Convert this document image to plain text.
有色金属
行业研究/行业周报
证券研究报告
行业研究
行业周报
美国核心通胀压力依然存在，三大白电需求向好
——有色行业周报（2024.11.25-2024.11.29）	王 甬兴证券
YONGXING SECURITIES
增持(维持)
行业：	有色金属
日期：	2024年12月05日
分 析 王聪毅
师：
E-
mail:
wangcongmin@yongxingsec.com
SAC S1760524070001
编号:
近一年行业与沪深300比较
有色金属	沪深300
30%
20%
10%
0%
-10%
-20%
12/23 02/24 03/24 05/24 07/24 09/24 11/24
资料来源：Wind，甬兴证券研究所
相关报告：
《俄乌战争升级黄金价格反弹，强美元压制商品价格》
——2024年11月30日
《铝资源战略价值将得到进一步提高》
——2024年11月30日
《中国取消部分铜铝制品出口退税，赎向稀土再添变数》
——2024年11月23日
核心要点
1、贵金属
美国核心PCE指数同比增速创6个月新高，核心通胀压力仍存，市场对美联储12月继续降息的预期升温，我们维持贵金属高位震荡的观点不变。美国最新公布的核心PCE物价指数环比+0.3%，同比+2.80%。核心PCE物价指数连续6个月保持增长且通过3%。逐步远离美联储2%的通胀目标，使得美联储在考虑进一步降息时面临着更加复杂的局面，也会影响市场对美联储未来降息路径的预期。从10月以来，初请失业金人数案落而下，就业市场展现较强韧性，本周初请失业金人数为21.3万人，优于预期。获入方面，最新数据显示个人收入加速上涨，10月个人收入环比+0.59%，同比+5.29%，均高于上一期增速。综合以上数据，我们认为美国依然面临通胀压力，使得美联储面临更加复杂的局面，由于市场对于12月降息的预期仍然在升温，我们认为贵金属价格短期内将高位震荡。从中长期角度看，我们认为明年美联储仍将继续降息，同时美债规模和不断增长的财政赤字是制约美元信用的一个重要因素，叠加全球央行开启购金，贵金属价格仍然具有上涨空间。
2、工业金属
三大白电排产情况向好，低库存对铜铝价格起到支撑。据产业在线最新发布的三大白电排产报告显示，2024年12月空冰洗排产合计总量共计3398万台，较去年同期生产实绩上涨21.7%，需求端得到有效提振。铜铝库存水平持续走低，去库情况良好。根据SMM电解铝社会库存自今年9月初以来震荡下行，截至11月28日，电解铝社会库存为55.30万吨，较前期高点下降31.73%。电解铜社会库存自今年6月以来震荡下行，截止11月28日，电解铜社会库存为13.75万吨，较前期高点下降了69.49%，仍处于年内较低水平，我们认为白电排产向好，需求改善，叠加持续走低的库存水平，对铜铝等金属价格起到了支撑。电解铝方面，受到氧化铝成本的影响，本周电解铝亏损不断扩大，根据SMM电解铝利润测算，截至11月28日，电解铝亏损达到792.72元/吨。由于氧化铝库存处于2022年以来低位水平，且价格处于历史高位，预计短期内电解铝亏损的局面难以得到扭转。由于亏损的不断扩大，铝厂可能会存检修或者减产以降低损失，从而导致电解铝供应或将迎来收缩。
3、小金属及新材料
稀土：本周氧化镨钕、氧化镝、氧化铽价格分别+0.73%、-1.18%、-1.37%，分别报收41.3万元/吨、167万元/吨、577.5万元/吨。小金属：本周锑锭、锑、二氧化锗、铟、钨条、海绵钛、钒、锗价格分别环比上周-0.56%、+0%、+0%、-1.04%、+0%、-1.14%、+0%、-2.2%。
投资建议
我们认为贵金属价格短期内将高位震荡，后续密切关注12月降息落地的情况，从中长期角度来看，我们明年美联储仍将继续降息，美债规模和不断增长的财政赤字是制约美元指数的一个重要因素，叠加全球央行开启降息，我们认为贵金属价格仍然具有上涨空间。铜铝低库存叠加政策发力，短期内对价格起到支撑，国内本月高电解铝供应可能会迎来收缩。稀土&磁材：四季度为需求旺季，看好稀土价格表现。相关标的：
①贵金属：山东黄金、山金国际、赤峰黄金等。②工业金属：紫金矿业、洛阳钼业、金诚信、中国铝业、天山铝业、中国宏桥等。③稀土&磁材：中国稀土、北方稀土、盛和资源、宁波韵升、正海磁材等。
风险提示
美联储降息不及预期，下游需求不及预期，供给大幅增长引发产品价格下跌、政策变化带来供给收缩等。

··········

What is required:
Your task is to extract all of the records exactly.

Output below:
Convert this document image to plain text.
有色金属
行业研究/行业周报
证券研究报告
行业研究
行业周报
美国核心通胀压力依然存在，三大白电需求向好
——有色行业周报（2024.11.25-2024.11.29）	王 甬兴证券
YONGXING SECURITIES
增持(维持)
行业：	有色金属
日期：	2024年12月05日
分 析 王聪毅
师：
E-
mail:
wangcongmin@yongxingsec.com
SAC S1760524070001
编号:
近一年行业与沪深300比较
有色金属	沪深300
30%
20%
10%
0%
-10%
-20%
12/23 02/24 03/24 05/24 07/24 09/24 11/24
资料来源：Wind，甬兴证券研究所
相关报告：
《俄乌战争升级黄金价格反弹，强美元压制商品价格》
——2024年11月30日
《铝资源战略价值将得到进一步提高》
——2024年11月30日
《中国取消部分铜铝制品出口退税，赎向稀土再添变数》
——2024年11月23日
核心要点
1、贵金属
美国核心PCE指数同比增速创6个月新高，核心通胀压力仍存，市场对美联储12月继续降息的预期升温，我们维持贵金属高位震荡的观点不变。美国最新公布的核心PCE物价指数环比+0.3%，同比+2.80%。核心PCE物价指数连续6个月保持增长且通过3%。逐步远离美联储2%的通胀目标，使得美联储在考虑进一步降息时面临着更加复杂的局面，也会影响市场对美联储未来降息路径的预期。从10月以来，初请失业金人数案落而下，就业市场展现较强韧性，本周初请失业金人数为21.3万人，优于预期。获入方面，最新数据显示个人收入加速上涨，10月个人收入环比+0.59%，同比+5.29%，均高于上一期增速。综合以上数据，我们认为美国依然面临通胀压力，使得美联储面临更加复杂的局面，由于市场对于12月降息的预期仍然在升温，我们认为贵金属价格短期内将高位震荡。从中长期角度看，我们认为明年美联储仍将继续降息，同时美债规模和不断增长的财政赤字是制约美元信用的一个重要因素，叠加全球央行开启购金，贵金属价格仍然具有上涨空间。
2、工业金属
三大白电排产情况向好，低库存对铜铝价格起到支撑。据产业在线最新发布的三大白电排产报告显示，2024年12月空冰洗排产合计总量共计3398万台，较去年同期生产实绩上涨21.7%，需求端得到有效提振。铜铝库存水平持续走低，去库情况良好。根据SMM电解铝社会库存自今年9月初以来震荡下行，截至11月28日，电解铝社会库存为55.30万吨，较前期高点下降31.73%。电解铜社会库存自今年6月以来震荡下行，截止11月28日，电解铜社会库存为13.75万吨，较前期高点下降了69.49%，仍处于年内较低水平，我们认为白电排产向好，需求改善，叠加持续走低的库存水平，对铜铝等金属价格起到了支撑。电解铝方面，受到氧化铝成本的影响，本周电解铝亏损不断扩大，根据SMM电解铝利润测算，截至11月28日，电解铝亏损达到792.72元/吨。由于氧化铝库存处于2022年以来低位水平，且价格处于历史高位，预计短期内电解铝亏损的局面难以得到扭转。由于亏损的不断扩大，铝厂可能会存检修或者减产以降低损失，从而导致电解铝供应或将迎来收缩。
3、小金属及新材料
稀土：本周氧化镨钕、氧化镝、氧化铽价格分别+0.73%、-1.18%、-1.37%，分别报收41.3万元/吨、167万元/吨、577.5万元/吨。小金属：本周锑锭、锑、二氧化锗、铟、钨条、海绵钛、钒、锗价格分别环比上周-0.56%、+0%、+0%、-1.04%、+0%、-1.14%、+0%、-2.2%。
投资建议
我们认为贵金属价格短期内将高位震荡，后续密切关注12月降息落地的情况，从中长期角度来看，我们明年美联储仍将继续降息，美债规模和不断增长的财政赤字是制约美元指数的一个重要因素，叠加全球央行开启降息，我们认为贵金属价格仍然具有上涨空间。铜铝低库存叠加政策发力，短期内对价格起到支撑，国内本月高电解铝供应可能会迎来收缩。稀土&磁材：四季度为需求旺季，看好稀土价格表现。相关标的：
①贵金属：山东黄金、山金国际、赤峰黄金等。②工业金属：紫金矿业、洛阳钼业、金诚信、中国铝业、天山铝业、中国宏桥等。③稀土&磁材：中国稀土、北方稀土、盛和资源、宁波韵升、正海磁材等。
风险提示
美联储降息不及预期，下游需求不及预期，供给大幅增长引发产品价格下跌、政策变化带来供给收缩等。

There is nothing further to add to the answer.